## What to produce
Copy every entry exactly.

## Supplied information

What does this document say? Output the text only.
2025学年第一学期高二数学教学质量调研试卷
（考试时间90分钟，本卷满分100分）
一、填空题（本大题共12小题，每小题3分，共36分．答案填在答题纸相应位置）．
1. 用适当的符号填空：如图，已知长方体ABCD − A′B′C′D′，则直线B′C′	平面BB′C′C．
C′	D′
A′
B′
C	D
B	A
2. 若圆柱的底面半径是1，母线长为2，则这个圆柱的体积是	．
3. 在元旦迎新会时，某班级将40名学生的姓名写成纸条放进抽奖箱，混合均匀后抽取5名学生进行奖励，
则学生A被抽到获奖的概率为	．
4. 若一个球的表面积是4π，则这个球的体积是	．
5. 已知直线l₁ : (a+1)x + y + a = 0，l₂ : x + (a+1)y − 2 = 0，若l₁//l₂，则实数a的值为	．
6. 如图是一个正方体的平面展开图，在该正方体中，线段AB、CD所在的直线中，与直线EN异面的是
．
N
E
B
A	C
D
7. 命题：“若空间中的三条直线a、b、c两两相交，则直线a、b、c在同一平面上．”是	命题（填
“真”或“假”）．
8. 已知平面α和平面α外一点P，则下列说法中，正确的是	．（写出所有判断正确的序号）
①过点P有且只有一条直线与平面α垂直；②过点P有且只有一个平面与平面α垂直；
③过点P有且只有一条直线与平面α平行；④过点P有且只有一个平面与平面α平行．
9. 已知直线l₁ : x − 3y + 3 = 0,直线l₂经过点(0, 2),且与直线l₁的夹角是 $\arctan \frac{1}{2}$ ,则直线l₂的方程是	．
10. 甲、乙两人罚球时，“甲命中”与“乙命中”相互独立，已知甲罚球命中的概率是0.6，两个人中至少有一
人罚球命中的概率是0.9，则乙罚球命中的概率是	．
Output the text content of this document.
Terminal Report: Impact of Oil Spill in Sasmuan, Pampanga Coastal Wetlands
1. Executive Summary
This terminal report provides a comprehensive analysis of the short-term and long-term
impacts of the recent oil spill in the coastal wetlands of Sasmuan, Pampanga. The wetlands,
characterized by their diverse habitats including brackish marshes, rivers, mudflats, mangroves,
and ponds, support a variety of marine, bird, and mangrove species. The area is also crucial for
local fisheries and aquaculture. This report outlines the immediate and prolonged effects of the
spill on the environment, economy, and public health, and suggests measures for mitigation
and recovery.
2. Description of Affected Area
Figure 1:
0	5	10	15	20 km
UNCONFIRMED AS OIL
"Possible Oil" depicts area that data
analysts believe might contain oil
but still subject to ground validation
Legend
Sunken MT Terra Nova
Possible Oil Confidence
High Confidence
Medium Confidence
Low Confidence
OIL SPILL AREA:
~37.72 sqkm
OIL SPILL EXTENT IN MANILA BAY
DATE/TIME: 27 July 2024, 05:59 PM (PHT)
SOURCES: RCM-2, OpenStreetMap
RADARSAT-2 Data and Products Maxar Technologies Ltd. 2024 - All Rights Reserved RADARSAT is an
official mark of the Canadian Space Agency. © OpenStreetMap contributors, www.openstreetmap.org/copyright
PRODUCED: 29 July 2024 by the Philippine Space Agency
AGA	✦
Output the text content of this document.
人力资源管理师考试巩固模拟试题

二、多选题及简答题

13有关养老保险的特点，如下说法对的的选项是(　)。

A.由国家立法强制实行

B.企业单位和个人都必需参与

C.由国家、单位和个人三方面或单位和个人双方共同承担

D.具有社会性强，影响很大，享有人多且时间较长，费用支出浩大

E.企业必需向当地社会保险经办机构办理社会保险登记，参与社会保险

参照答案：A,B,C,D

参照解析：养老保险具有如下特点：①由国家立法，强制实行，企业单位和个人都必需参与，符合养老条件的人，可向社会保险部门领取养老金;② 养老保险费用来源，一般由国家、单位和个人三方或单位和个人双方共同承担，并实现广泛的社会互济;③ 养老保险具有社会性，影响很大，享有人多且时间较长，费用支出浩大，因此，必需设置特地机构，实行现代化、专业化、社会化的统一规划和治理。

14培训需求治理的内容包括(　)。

## Final result
What does this document say? Output the text only.
2025学年第一学期高二数学教学质量调研试卷
（考试时间90分钟，本卷满分100分）
一、填空题（本大题共12小题，每小题3分，共36分．答案填在答题纸相应位置）．
1. 用适当的符号填空：如图，已知长方体ABCD − A′B′C′D′，则直线B′C′	平面BB′C′C．
C′	D′
A′
B′
C	D
B	A
2. 若圆柱的底面半径是1，母线长为2，则这个圆柱的体积是	．
3. 在元旦迎新会时，某班级将40名学生的姓名写成纸条放进抽奖箱，混合均匀后抽取5名学生进行奖励，
则学生A被抽到获奖的概率为	．
4. 若一个球的表面积是4π，则这个球的体积是	．
5. 已知直线l₁ : (a+1)x + y + a = 0，l₂ : x + (a+1)y − 2 = 0，若l₁//l₂，则实数a的值为	．
6. 如图是一个正方体的平面展开图，在该正方体中，线段AB、CD所在的直线中，与直线EN异面的是
．
N
E
B
A	C
D
7. 命题：“若空间中的三条直线a、b、c两两相交，则直线a、b、c在同一平面上．”是	命题（填
“真”或“假”）．
8. 已知平面α和平面α外一点P，则下列说法中，正确的是	．（写出所有判断正确的序号）
①过点P有且只有一条直线与平面α垂直；②过点P有且只有一个平面与平面α垂直；
③过点P有且只有一条直线与平面α平行；④过点P有且只有一个平面与平面α平行．
9. 已知直线l₁ : x − 3y + 3 = 0,直线l₂经过点(0, 2),且与直线l₁的夹角是 $\arctan \frac{1}{2}$ ,则直线l₂的方程是	．
10. 甲、乙两人罚球时，“甲命中”与“乙命中”相互独立，已知甲罚球命中的概率是0.6，两个人中至少有一
人罚球命中的概率是0.9，则乙罚球命中的概率是	．
Output the text content of this document.
Terminal Report: Impact of Oil Spill in Sasmuan, Pampanga Coastal Wetlands
1. Executive Summary
This terminal report provides a comprehensive analysis of the short-term and long-term
impacts of the recent oil spill in the coastal wetlands of Sasmuan, Pampanga. The wetlands,
characterized by their diverse habitats including brackish marshes, rivers, mudflats, mangroves,
and ponds, support a variety of marine, bird, and mangrove species. The area is also crucial for
local fisheries and aquaculture. This report outlines the immediate and prolonged effects of the
spill on the environment, economy, and public health, and suggests measures for mitigation
and recovery.
2. Description of Affected Area
Figure 1:
0	5	10	15	20 km
UNCONFIRMED AS OIL
"Possible Oil" depicts area that data
analysts believe might contain oil
but still subject to ground validation
Legend
Sunken MT Terra Nova
Possible Oil Confidence
High Confidence
Medium Confidence
Low Confidence
OIL SPILL AREA:
~37.72 sqkm
OIL SPILL EXTENT IN MANILA BAY
DATE/TIME: 27 July 2024, 05:59 PM (PHT)
SOURCES: RCM-2, OpenStreetMap
RADARSAT-2 Data and Products Maxar Technologies Ltd. 2024 - All Rights Reserved RADARSAT is an
official mark of the Canadian Space Agency. © OpenStreetMap contributors, www.openstreetmap.org/copyright
PRODUCED: 29 July 2024 by the Philippine Space Agency
AGA	✦
Output the text content of this document.
人力资源管理师考试巩固模拟试题

二、多选题及简答题

13有关养老保险的特点，如下说法对的的选项是(　)。

A.由国家立法强制实行

B.企业单位和个人都必需参与

C.由国家、单位和个人三方面或单位和个人双方共同承担

D.具有社会性强，影响很大，享有人多且时间较长，费用支出浩大

E.企业必需向当地社会保险经办机构办理社会保险登记，参与社会保险

参照答案：A,B,C,D

参照解析：养老保险具有如下特点：①由国家立法，强制实行，企业单位和个人都必需参与，符合养老条件的人，可向社会保险部门领取养老金;② 养老保险费用来源，一般由国家、单位和个人三方或单位和个人双方共同承担，并实现广泛的社会互济;③ 养老保险具有社会性，影响很大，享有人多且时间较长，费用支出浩大，因此，必需设置特地机构，实行现代化、专业化、社会化的统一规划和治理。

14培训需求治理的内容包括(　)。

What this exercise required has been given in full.